◆ What to do: Of all the lines in the material, how many include the word "κεφαλαίου"? Give only the number.
┌──
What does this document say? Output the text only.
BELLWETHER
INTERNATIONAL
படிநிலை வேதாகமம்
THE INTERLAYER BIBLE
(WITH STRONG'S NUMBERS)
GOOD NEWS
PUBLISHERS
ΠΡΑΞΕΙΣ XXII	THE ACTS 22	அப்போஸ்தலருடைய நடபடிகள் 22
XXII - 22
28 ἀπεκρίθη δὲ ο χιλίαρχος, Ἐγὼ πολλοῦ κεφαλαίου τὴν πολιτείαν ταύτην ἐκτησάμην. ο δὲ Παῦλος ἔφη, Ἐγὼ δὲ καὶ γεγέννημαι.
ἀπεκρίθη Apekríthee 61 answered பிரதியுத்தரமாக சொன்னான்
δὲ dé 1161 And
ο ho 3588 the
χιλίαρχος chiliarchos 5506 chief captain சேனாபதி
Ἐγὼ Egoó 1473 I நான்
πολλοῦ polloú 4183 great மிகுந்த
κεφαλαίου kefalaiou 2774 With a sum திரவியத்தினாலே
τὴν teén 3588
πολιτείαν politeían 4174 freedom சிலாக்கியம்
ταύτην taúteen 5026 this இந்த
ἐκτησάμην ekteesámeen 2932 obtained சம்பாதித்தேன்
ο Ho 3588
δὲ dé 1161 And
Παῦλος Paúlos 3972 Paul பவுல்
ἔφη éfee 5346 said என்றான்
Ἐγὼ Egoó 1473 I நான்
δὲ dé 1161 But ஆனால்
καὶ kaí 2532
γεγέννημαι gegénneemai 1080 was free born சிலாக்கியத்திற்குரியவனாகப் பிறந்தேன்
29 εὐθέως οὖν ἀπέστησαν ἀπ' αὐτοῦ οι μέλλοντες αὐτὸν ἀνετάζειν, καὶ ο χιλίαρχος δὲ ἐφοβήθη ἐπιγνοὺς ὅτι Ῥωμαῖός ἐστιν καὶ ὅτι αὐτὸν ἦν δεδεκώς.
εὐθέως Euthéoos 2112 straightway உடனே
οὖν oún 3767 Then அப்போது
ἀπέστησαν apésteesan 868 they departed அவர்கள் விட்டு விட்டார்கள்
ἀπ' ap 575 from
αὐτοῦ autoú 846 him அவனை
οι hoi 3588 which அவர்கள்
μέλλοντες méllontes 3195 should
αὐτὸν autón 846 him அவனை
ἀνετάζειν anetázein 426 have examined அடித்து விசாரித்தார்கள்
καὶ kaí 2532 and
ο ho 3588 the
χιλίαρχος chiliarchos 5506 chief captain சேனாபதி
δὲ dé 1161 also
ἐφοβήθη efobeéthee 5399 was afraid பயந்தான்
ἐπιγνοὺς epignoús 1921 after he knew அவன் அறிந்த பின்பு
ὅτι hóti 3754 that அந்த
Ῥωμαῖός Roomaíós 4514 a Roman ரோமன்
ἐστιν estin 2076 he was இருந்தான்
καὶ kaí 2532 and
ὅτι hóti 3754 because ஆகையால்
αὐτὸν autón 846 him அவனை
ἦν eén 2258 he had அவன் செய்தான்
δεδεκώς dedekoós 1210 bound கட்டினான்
└──
◆ Solved problem: 2